▸ **Task requirements**:
Collect each line of the records containing the string "резюме".

Lines of data:

(begin)

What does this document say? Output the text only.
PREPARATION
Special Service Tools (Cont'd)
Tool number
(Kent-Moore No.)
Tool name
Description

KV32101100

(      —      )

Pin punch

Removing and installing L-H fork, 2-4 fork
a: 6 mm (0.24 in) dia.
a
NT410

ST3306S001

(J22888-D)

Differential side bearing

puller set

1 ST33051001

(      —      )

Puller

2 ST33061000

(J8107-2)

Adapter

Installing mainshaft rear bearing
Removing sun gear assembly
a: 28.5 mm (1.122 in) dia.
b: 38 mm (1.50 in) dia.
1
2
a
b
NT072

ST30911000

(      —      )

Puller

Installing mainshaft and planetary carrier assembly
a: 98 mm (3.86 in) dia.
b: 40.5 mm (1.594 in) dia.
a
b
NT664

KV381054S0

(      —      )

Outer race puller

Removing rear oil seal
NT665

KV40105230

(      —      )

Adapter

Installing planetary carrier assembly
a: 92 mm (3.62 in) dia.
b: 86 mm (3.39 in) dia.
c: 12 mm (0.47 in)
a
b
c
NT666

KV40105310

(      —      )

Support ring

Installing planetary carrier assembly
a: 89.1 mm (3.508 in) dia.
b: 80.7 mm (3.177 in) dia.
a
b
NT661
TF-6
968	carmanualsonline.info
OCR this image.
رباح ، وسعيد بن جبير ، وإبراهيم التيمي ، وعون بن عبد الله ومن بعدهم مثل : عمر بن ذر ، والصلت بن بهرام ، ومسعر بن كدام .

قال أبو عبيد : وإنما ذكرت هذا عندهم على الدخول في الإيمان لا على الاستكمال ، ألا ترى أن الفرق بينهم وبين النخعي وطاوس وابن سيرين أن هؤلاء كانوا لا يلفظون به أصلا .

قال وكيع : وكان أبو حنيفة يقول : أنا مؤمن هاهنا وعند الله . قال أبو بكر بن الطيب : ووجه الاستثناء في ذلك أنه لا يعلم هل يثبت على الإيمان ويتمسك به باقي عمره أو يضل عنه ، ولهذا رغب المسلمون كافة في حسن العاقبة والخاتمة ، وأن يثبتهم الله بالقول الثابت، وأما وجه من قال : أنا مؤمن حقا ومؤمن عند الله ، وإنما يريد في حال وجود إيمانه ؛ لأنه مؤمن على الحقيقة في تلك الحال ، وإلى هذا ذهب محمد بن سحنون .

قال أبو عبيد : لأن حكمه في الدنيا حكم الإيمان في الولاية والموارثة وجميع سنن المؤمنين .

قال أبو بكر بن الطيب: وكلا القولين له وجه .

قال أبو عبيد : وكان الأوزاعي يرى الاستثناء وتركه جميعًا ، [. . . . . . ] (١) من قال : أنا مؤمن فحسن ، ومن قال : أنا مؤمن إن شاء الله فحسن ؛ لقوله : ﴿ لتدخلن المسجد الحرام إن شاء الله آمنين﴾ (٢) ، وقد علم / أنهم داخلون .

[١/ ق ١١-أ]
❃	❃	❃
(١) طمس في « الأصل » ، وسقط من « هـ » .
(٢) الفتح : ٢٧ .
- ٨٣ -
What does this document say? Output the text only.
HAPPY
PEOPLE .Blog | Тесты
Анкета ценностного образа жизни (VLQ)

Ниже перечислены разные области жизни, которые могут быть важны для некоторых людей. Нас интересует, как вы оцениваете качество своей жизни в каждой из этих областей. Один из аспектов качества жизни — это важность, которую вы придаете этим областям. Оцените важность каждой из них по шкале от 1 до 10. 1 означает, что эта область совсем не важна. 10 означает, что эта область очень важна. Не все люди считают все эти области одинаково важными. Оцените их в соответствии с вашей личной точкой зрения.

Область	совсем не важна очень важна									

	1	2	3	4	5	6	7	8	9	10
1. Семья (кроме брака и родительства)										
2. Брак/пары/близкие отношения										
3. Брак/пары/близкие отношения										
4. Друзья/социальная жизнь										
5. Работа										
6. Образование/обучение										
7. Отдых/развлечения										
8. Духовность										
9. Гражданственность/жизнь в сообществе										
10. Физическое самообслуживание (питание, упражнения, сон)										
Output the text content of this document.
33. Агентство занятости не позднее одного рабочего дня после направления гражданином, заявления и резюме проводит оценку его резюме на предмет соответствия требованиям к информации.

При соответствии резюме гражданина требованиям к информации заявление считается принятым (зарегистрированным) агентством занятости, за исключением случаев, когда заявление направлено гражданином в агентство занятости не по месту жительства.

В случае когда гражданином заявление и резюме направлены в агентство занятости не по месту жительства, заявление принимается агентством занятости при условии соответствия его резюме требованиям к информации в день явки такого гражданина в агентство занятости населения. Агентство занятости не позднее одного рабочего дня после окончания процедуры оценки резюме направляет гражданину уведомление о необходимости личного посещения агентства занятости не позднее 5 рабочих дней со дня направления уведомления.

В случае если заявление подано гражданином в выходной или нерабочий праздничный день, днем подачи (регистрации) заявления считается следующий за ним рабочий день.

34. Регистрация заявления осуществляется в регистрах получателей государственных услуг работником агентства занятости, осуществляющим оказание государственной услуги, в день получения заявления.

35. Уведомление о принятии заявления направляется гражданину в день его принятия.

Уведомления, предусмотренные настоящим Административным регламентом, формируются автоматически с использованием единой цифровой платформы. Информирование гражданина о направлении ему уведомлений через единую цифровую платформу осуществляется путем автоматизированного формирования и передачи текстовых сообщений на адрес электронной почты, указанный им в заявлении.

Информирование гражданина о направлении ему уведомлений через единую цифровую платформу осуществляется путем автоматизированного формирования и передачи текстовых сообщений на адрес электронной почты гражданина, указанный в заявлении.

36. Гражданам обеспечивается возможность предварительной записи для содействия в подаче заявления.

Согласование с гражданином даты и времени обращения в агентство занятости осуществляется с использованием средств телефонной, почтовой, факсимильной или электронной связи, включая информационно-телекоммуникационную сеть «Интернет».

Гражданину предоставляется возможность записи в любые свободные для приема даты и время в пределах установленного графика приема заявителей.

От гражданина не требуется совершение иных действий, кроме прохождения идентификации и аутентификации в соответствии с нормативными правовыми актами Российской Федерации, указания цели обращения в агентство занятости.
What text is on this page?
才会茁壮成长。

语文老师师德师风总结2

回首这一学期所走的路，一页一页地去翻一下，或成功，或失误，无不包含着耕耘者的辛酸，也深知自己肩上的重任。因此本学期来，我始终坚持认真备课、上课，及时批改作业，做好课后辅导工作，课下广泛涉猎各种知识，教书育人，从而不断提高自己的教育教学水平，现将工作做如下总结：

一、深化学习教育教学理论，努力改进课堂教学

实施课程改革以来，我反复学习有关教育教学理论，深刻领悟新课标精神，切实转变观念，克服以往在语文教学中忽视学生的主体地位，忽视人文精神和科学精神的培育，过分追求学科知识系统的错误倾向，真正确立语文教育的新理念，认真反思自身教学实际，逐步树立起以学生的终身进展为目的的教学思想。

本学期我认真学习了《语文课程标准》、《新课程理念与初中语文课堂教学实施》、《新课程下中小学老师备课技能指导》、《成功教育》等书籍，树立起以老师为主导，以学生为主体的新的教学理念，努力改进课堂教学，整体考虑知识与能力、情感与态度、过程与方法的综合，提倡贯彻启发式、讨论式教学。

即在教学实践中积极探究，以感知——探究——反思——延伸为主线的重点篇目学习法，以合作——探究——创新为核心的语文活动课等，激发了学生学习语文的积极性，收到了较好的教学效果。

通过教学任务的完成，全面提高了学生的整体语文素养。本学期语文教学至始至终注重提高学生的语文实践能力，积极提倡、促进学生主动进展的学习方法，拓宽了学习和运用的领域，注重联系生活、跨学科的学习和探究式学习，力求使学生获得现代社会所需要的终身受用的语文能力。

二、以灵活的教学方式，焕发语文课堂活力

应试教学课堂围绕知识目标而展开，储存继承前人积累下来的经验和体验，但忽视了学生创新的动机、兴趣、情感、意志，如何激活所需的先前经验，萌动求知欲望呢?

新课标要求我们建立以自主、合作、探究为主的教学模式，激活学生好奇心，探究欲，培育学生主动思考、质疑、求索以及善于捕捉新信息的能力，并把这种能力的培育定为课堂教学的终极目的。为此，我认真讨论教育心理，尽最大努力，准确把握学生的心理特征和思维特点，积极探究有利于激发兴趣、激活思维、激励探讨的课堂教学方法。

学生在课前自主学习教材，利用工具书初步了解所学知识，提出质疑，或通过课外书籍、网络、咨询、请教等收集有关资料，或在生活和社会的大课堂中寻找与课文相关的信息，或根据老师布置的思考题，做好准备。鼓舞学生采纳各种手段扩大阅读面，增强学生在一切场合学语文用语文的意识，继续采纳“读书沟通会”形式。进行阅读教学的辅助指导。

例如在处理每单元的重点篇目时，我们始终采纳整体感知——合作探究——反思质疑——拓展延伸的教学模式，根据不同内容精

(end)

▸ **Task result**:
33. Агентство занятости не позднее одного рабочего дня после направления гражданином, заявления и резюме проводит оценку его резюме на предмет соответствия требованиям к информации.
При соответствии резюме гражданина требованиям к информации заявление считается принятым (зарегистрированным) агентством занятости, за исключением случаев, когда заявление направлено гражданином в агентство занятости не по месту жительства.
В случае когда гражданином заявление и резюме направлены в агентство занятости не по месту жительства, заявление принимается агентством занятости при условии соответствия его резюме требованиям к информации в день явки такого гражданина в агентство занятости населения. Агентство занятости не позднее одного рабочего дня после окончания процедуры оценки резюме направляет гражданину уведомление о необходимости личного посещения агентства занятости не позднее 5 рабочих дней со дня направления уведомления.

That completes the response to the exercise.